Prompt -> Write out the listing below exactly, and omit any images you find in it.

Data supplied ->
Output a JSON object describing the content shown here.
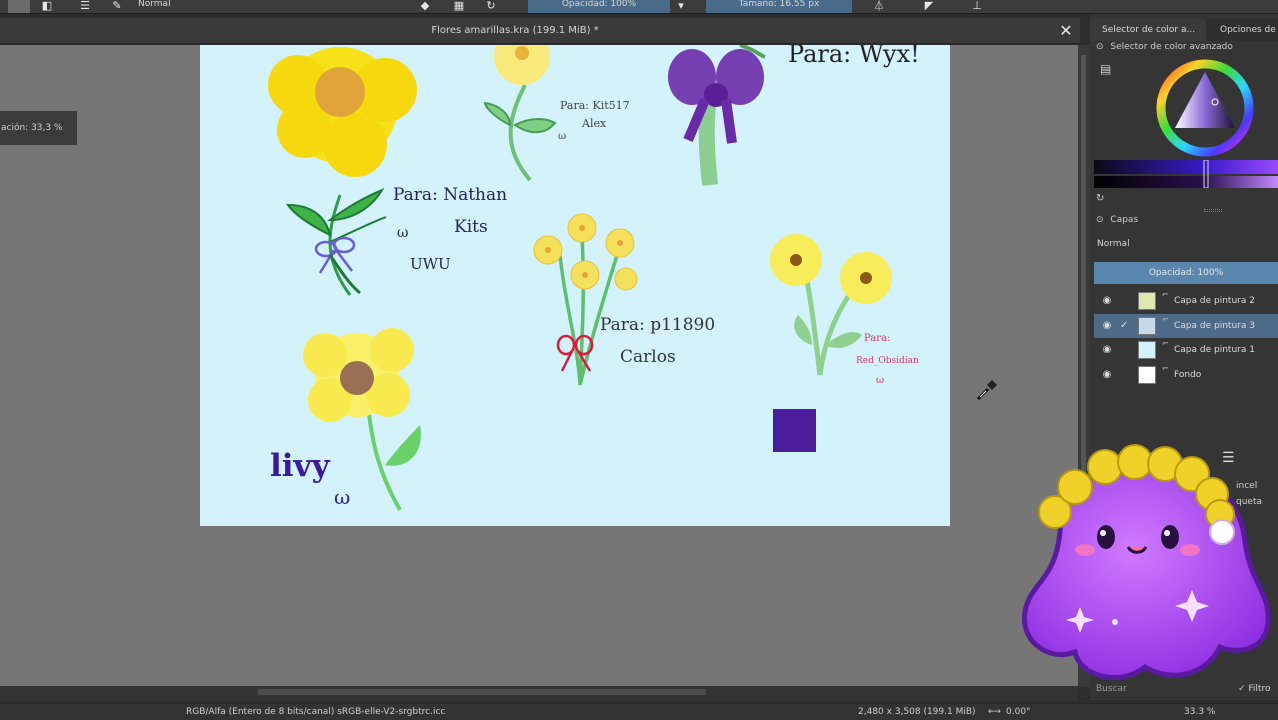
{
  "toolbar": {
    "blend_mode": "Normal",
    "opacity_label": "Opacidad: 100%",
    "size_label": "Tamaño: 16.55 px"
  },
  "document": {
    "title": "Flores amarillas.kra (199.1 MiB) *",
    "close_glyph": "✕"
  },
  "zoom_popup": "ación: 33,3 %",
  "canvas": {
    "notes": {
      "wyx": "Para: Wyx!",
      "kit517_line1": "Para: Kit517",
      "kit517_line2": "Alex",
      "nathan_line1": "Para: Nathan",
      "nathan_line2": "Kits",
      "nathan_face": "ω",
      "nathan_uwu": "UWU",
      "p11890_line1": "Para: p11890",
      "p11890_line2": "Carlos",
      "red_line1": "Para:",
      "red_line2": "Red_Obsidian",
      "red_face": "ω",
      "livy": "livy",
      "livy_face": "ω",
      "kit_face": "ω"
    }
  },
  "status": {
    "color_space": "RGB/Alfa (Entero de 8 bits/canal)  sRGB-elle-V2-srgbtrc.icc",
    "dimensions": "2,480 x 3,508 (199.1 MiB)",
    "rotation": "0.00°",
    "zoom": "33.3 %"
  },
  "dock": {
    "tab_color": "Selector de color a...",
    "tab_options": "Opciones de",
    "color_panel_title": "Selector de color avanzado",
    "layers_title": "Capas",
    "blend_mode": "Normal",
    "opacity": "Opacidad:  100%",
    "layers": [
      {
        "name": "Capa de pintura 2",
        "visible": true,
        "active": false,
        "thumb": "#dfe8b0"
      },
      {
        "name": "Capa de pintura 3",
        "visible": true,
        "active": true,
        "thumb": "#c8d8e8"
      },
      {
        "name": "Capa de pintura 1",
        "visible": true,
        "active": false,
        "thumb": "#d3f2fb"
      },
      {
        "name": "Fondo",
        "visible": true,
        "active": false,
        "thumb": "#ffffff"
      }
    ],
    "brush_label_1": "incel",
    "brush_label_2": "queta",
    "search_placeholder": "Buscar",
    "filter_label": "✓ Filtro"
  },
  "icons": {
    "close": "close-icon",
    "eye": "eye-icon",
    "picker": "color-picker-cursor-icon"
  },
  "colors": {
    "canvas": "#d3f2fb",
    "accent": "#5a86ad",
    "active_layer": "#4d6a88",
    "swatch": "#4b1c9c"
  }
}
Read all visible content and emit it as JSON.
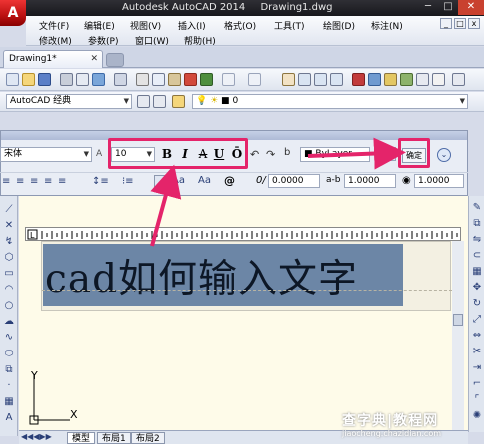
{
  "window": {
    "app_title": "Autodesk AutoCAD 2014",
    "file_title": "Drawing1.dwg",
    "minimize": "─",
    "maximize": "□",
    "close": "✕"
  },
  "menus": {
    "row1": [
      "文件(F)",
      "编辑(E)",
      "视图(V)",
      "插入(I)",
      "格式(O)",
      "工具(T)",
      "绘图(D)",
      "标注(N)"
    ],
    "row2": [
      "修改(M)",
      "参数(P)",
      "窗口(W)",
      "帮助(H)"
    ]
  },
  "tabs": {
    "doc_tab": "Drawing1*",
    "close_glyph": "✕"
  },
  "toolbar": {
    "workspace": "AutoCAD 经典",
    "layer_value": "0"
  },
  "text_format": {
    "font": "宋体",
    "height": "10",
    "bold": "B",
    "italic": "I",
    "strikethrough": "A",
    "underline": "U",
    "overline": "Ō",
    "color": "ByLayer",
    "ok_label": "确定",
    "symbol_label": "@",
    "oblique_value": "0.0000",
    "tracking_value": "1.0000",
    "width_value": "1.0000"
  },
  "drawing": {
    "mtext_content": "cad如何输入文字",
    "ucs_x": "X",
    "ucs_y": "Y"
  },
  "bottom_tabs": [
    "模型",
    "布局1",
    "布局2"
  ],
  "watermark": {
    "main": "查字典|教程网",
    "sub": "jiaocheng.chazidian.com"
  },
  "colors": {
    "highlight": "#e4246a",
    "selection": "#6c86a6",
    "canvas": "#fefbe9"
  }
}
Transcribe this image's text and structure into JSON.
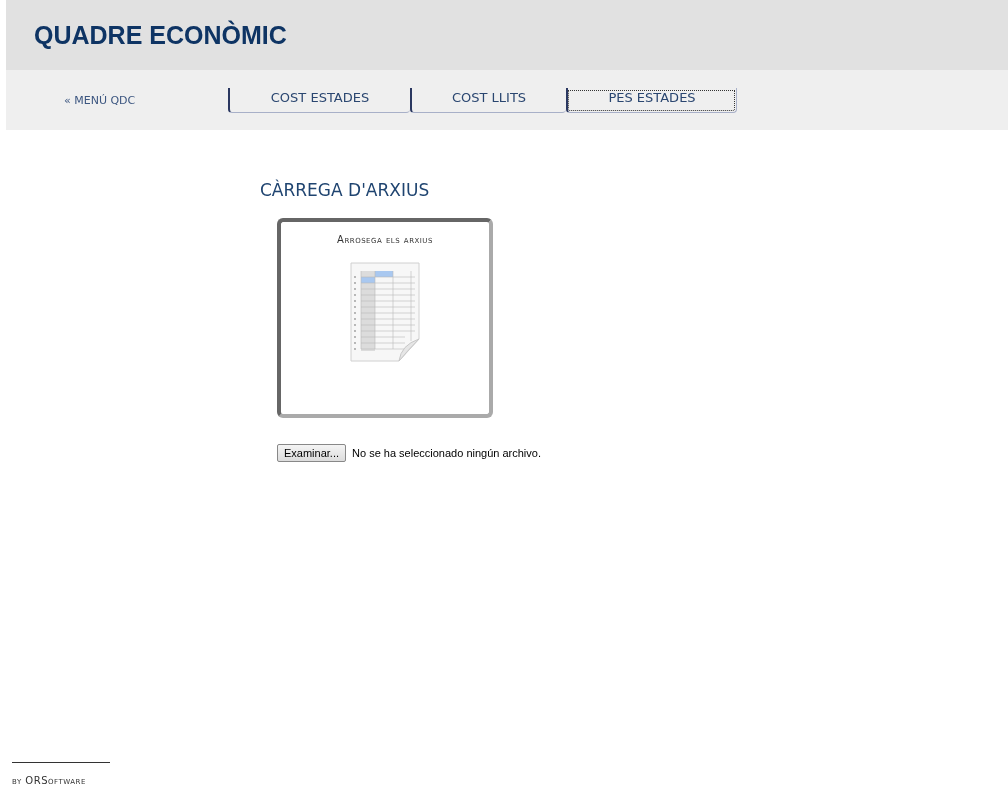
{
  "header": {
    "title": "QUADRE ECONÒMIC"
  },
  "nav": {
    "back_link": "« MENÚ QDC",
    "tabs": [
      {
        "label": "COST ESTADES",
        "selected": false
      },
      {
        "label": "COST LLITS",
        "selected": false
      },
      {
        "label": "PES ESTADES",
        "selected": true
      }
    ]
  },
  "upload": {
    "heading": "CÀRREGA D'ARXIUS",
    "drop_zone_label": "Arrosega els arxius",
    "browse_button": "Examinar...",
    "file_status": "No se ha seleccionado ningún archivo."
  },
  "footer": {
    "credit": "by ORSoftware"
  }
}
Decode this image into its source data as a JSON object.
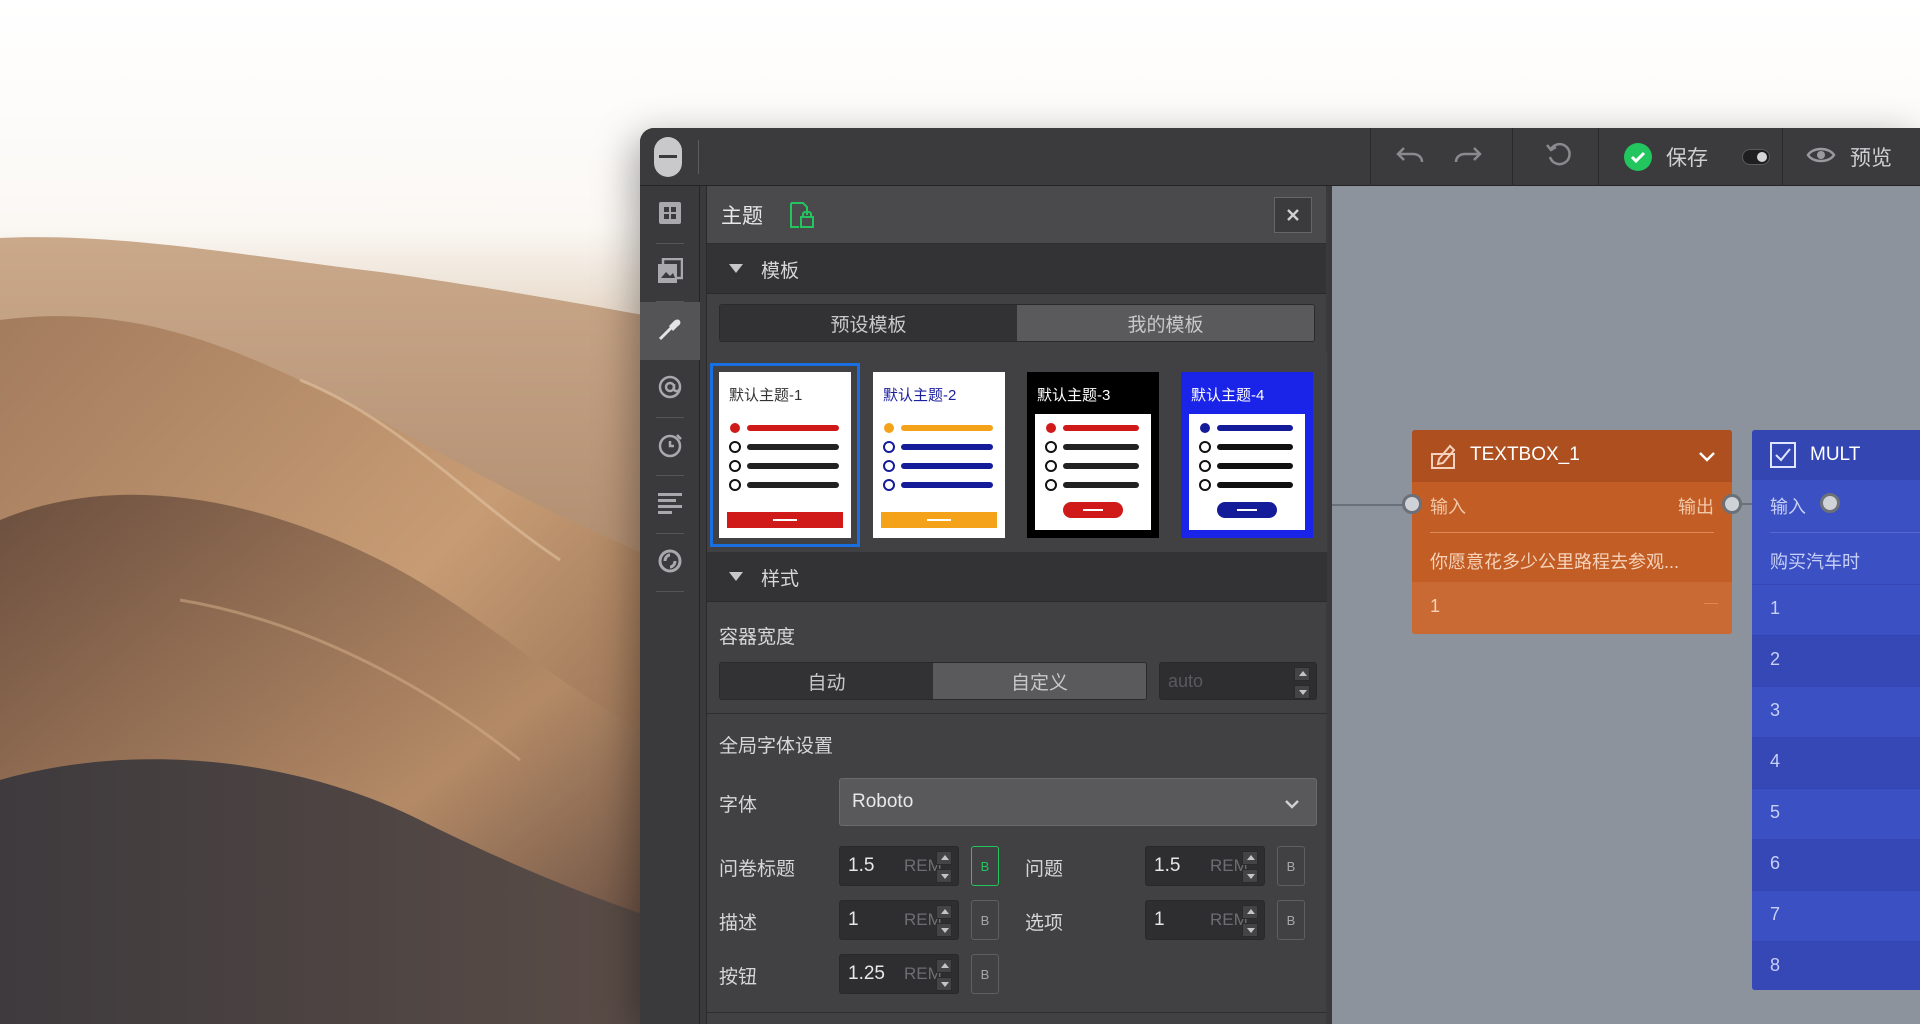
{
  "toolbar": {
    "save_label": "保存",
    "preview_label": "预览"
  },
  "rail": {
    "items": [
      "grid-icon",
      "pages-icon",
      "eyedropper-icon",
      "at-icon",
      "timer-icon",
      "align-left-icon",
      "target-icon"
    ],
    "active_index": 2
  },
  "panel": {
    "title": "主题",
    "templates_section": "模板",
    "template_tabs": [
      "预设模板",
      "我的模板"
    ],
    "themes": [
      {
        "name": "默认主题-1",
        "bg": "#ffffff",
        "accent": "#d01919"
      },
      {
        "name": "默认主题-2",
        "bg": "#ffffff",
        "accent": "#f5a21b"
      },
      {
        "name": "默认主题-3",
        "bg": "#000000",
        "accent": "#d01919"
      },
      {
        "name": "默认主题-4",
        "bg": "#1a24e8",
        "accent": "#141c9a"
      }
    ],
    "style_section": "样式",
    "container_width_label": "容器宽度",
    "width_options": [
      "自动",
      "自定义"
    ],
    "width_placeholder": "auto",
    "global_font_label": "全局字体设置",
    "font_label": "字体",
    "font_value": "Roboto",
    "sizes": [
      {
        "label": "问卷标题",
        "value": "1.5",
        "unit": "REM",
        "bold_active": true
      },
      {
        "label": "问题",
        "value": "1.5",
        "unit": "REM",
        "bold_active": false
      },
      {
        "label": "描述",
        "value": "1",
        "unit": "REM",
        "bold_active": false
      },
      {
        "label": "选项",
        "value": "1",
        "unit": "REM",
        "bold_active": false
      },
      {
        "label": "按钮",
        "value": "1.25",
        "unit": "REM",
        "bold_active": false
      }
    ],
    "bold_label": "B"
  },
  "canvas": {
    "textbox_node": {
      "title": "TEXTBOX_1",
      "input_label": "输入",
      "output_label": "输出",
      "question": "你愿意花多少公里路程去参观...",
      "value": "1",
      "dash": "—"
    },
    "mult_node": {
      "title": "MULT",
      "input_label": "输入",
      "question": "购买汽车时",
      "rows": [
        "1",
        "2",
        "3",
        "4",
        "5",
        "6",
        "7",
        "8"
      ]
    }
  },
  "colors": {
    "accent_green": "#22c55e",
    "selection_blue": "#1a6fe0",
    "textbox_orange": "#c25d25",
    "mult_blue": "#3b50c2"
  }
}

Output for this exercise ->
Output a JSON object describing the content shown here.
{
  "toolbar": {
    "blend_mode": "Normal",
    "opacity_label": "Opacidad: 100%",
    "size_label": "Tamaño: 16.55 px"
  },
  "document": {
    "title": "Flores amarillas.kra (199.1 MiB) *",
    "close_glyph": "✕"
  },
  "zoom_popup": "ación: 33,3 %",
  "canvas": {
    "notes": {
      "wyx": "Para: Wyx!",
      "kit517_line1": "Para: Kit517",
      "kit517_line2": "Alex",
      "nathan_line1": "Para: Nathan",
      "nathan_line2": "Kits",
      "nathan_face": "ω",
      "nathan_uwu": "UWU",
      "p11890_line1": "Para: p11890",
      "p11890_line2": "Carlos",
      "red_line1": "Para:",
      "red_line2": "Red_Obsidian",
      "red_face": "ω",
      "livy": "livy",
      "livy_face": "ω",
      "kit_face": "ω"
    }
  },
  "status": {
    "color_space": "RGB/Alfa (Entero de 8 bits/canal)  sRGB-elle-V2-srgbtrc.icc",
    "dimensions": "2,480 x 3,508 (199.1 MiB)",
    "rotation": "0.00°",
    "zoom": "33.3 %"
  },
  "dock": {
    "tab_color": "Selector de color a...",
    "tab_options": "Opciones de",
    "color_panel_title": "Selector de color avanzado",
    "layers_title": "Capas",
    "blend_mode": "Normal",
    "opacity": "Opacidad:  100%",
    "layers": [
      {
        "name": "Capa de pintura 2",
        "visible": true,
        "active": false,
        "thumb": "#dfe8b0"
      },
      {
        "name": "Capa de pintura 3",
        "visible": true,
        "active": true,
        "thumb": "#c8d8e8"
      },
      {
        "name": "Capa de pintura 1",
        "visible": true,
        "active": false,
        "thumb": "#d3f2fb"
      },
      {
        "name": "Fondo",
        "visible": true,
        "active": false,
        "thumb": "#ffffff"
      }
    ],
    "brush_label_1": "incel",
    "brush_label_2": "queta",
    "search_placeholder": "Buscar",
    "filter_label": "✓ Filtro"
  },
  "icons": {
    "close": "close-icon",
    "eye": "eye-icon",
    "picker": "color-picker-cursor-icon"
  },
  "colors": {
    "canvas": "#d3f2fb",
    "accent": "#5a86ad",
    "active_layer": "#4d6a88",
    "swatch": "#4b1c9c"
  }
}
Read all visible content and emit it as JSON.
{
  "window": {
    "app_title": "Autodesk AutoCAD 2014",
    "file_title": "Drawing1.dwg",
    "minimize": "─",
    "maximize": "□",
    "close": "✕"
  },
  "menus": {
    "row1": [
      "文件(F)",
      "编辑(E)",
      "视图(V)",
      "插入(I)",
      "格式(O)",
      "工具(T)",
      "绘图(D)",
      "标注(N)"
    ],
    "row2": [
      "修改(M)",
      "参数(P)",
      "窗口(W)",
      "帮助(H)"
    ]
  },
  "tabs": {
    "doc_tab": "Drawing1*",
    "close_glyph": "✕"
  },
  "toolbar": {
    "workspace": "AutoCAD 经典",
    "layer_value": "0"
  },
  "text_format": {
    "font": "宋体",
    "height": "10",
    "bold": "B",
    "italic": "I",
    "strikethrough": "A",
    "underline": "U",
    "overline": "Ō",
    "color": "ByLayer",
    "ok_label": "确定",
    "symbol_label": "@",
    "oblique_value": "0.0000",
    "tracking_value": "1.0000",
    "width_value": "1.0000"
  },
  "drawing": {
    "mtext_content": "cad如何输入文字",
    "ucs_x": "X",
    "ucs_y": "Y"
  },
  "bottom_tabs": [
    "模型",
    "布局1",
    "布局2"
  ],
  "watermark": {
    "main": "查字典|教程网",
    "sub": "jiaocheng.chazidian.com"
  },
  "colors": {
    "highlight": "#e4246a",
    "selection": "#6c86a6",
    "canvas": "#fefbe9"
  }
}
Transcribe this image's text and structure into JSON.
{
  "header": {
    "title": "QUADRE ECONÒMIC"
  },
  "nav": {
    "back_link": "« MENÚ QDC",
    "tabs": [
      {
        "label": "COST ESTADES",
        "selected": false
      },
      {
        "label": "COST LLITS",
        "selected": false
      },
      {
        "label": "PES ESTADES",
        "selected": true
      }
    ]
  },
  "upload": {
    "heading": "CÀRREGA D'ARXIUS",
    "drop_zone_label": "Arrosega els arxius",
    "browse_button": "Examinar...",
    "file_status": "No se ha seleccionado ningún archivo."
  },
  "footer": {
    "credit": "by ORSoftware"
  }
}
Decode this image into its source data as a JSON object.
{
  "toolbar": {
    "save_label": "保存",
    "preview_label": "预览"
  },
  "rail": {
    "items": [
      "grid-icon",
      "pages-icon",
      "eyedropper-icon",
      "at-icon",
      "timer-icon",
      "align-left-icon",
      "target-icon"
    ],
    "active_index": 2
  },
  "panel": {
    "title": "主题",
    "templates_section": "模板",
    "template_tabs": [
      "预设模板",
      "我的模板"
    ],
    "themes": [
      {
        "name": "默认主题-1",
        "bg": "#ffffff",
        "accent": "#d01919"
      },
      {
        "name": "默认主题-2",
        "bg": "#ffffff",
        "accent": "#f5a21b"
      },
      {
        "name": "默认主题-3",
        "bg": "#000000",
        "accent": "#d01919"
      },
      {
        "name": "默认主题-4",
        "bg": "#1a24e8",
        "accent": "#141c9a"
      }
    ],
    "style_section": "样式",
    "container_width_label": "容器宽度",
    "width_options": [
      "自动",
      "自定义"
    ],
    "width_placeholder": "auto",
    "global_font_label": "全局字体设置",
    "font_label": "字体",
    "font_value": "Roboto",
    "sizes": [
      {
        "label": "问卷标题",
        "value": "1.5",
        "unit": "REM",
        "bold_active": true
      },
      {
        "label": "问题",
        "value": "1.5",
        "unit": "REM",
        "bold_active": false
      },
      {
        "label": "描述",
        "value": "1",
        "unit": "REM",
        "bold_active": false
      },
      {
        "label": "选项",
        "value": "1",
        "unit": "REM",
        "bold_active": false
      },
      {
        "label": "按钮",
        "value": "1.25",
        "unit": "REM",
        "bold_active": false
      }
    ],
    "bold_label": "B"
  },
  "canvas": {
    "textbox_node": {
      "title": "TEXTBOX_1",
      "input_label": "输入",
      "output_label": "输出",
      "question": "你愿意花多少公里路程去参观...",
      "value": "1",
      "dash": "—"
    },
    "mult_node": {
      "title": "MULT",
      "input_label": "输入",
      "question": "购买汽车时",
      "rows": [
        "1",
        "2",
        "3",
        "4",
        "5",
        "6",
        "7",
        "8"
      ]
    }
  },
  "colors": {
    "accent_green": "#22c55e",
    "selection_blue": "#1a6fe0",
    "textbox_orange": "#c25d25",
    "mult_blue": "#3b50c2"
  }
}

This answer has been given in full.